Reading text ->
◆ ◆ ◆ ◆

Prime Minister Vladimir Putin holds a meeting of the Government Commission on High Technology and Innovation in Zelenograd


The meeting focused on the results achieved by state-run funds that support research and development. Prime Minister Putin noted that there are a number of tools that the government and private businesses in Russia can use to foster the development of science and innovation. According to the prime minister, it is important for these state-run funds to determine where in this system they are most needed and where there are no alternatives to them.

Vladimir Putin’s opening remarks:

Good afternoon, ladies and gentlemen,

Just recently, on December 1, we held a government meeting on the performance of state-run funds that support research and development. I suggest we revisit these issues at this meeting of the Government Commission on High Technology and Innovation.

Let me remind you that construction of this facility began in a bare field in 2000. The first building was constructed and work has continued since then. It is going well on the whole. I would like to note that these state-run funds perform three jobs. First, there is support for fundamental science. This was followed later by support for innovative small and medium-sized businesses, which ultimately became a second, independent aspect of their work. Third, there is support for research in the humanities.

During the trying years when funding for science and research was scarce, these funds played a positive role by providing targeted support to the most important, the most needed research.

In total, these funds have financed about 120,000 projects. They have helped publish over 4,500 research papers and carry out more than 1,000 research expeditions.

These funds have also been providing support for young researchers. For example, there is a very popular programme for creative young people called the Youth Science and Innovation Contest. Fittingly, the acronym for the programme’s name (in Russian) spells ‘umnik’ (or ‘smart person’ in Russian). Under this programme, more than 4,000 innovators have received about one billion roubles for their businesses.

It should be noted that the Development Fund for Small Businesses in the R&D Sector is closely cooperating with Vnesheconombank, Russian Venture Company and the RusNano corporation. In fact, together these development institutions form the infrastructure for innovative and high-tech businesses.

We understand that these funds are important and needed. This is why we have set aside over 10 billion roubles for them this year. They received the same funding, or even slightly more, in 2009. In fact, in 2009 and 2010 we remained where we stood in the pre-crisis year of 2008. In 2011 we intend to allocate 11 billion roubles from the federal budget for these funds.

This money should be spent reasonably and carefully on truly breakthrough research projects, on various research teams’ unique and original ideas and on encouraging innovation projects with commercial prospects.

◆ ◆ ◆ ◆

Data block ->
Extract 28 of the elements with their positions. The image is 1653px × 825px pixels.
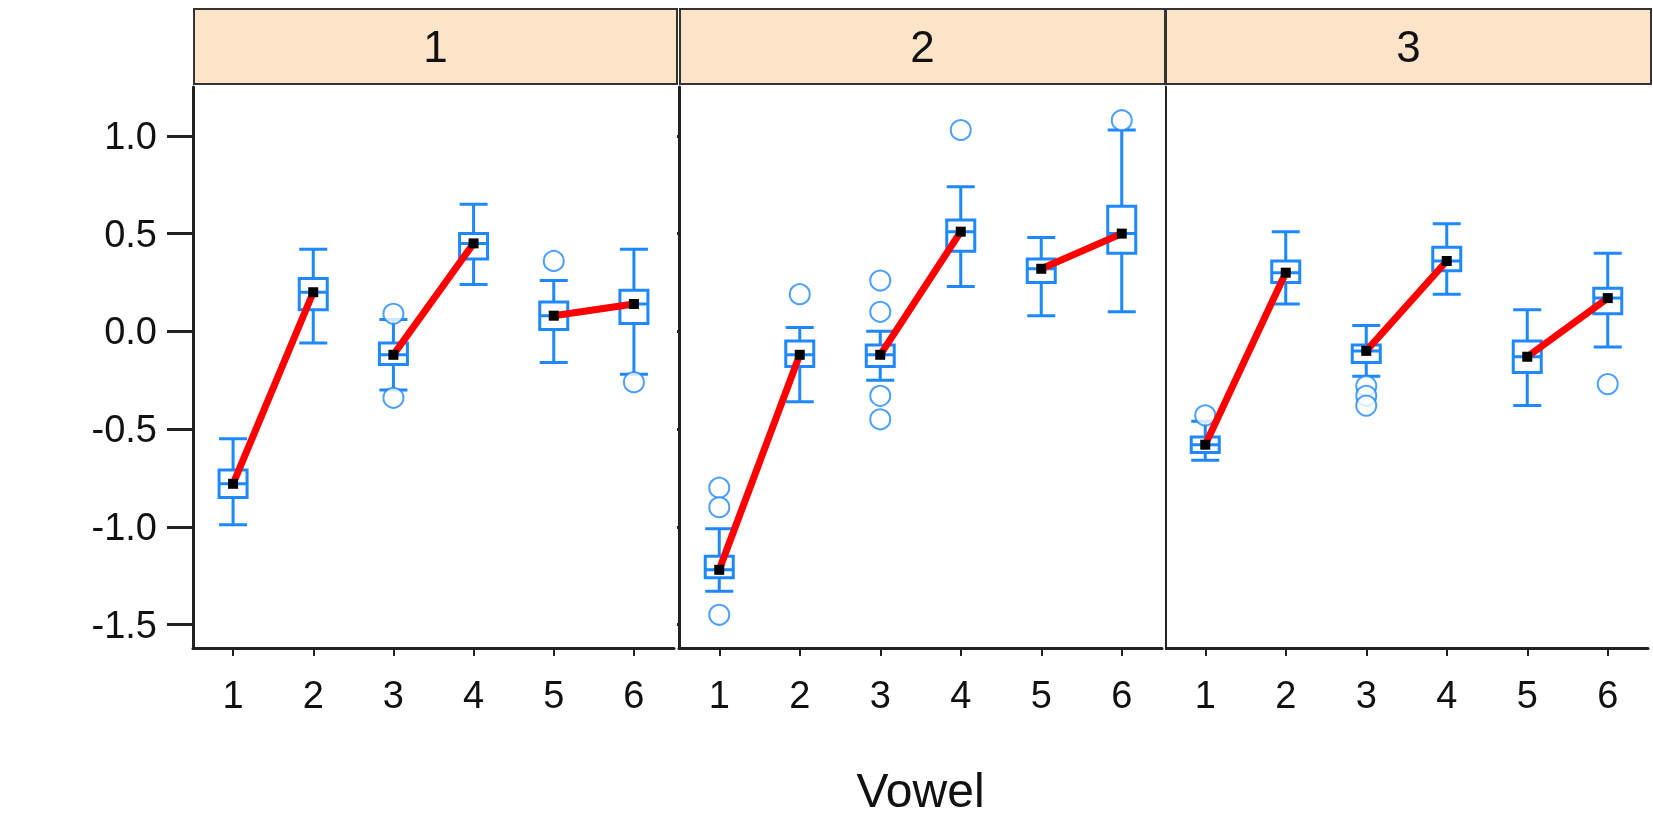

◆ ◆ ◆ ◆

Short task 1 -> List the three jobs that the state-run funds perform, according to the commission meeting report.
Short task 2 -> Reproduce the part of the commission meeting report that starts at the words "In total, these" and ends after the words "1,000 research expeditions.".

Full answer 1 ->
- Support for fundamental science
- Support for innovative small and medium-sized businesses
- Support for research in the humanities

Full answer 2 ->
In total, these funds have financed about 120,000 projects. They have helped publish over 4,500 research papers and carry out more than 1,000 research expeditions.